*Collected data entries*.
++++++++

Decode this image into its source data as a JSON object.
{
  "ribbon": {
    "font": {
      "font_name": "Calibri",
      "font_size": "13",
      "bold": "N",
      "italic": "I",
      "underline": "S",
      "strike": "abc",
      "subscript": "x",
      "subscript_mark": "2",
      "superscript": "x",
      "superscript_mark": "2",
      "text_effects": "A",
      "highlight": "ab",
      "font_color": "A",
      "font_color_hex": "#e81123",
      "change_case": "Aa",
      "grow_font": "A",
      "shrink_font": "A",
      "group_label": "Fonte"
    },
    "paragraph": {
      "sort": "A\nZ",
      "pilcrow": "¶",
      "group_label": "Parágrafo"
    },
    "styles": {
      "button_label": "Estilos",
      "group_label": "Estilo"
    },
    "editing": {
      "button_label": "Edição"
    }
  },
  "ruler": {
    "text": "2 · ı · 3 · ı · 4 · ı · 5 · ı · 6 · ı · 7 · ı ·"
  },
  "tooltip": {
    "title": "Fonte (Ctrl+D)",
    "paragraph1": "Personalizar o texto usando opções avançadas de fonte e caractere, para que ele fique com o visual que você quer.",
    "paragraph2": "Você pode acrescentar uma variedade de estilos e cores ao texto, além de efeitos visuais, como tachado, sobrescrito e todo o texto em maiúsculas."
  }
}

++++++++

*What the exercise asks*.
Scan the data above; copy every line where "texto" appears.

*Answer to the problem*.
    "paragraph1": "Personalizar o texto usando opções avançadas de fonte e caractere, para que ele fique com o visual que você quer.",
    "paragraph2": "Você pode acrescentar uma variedade de estilos e cores ao texto, além de efeitos visuais, como tachado, sobrescrito e todo o texto em maiúsculas."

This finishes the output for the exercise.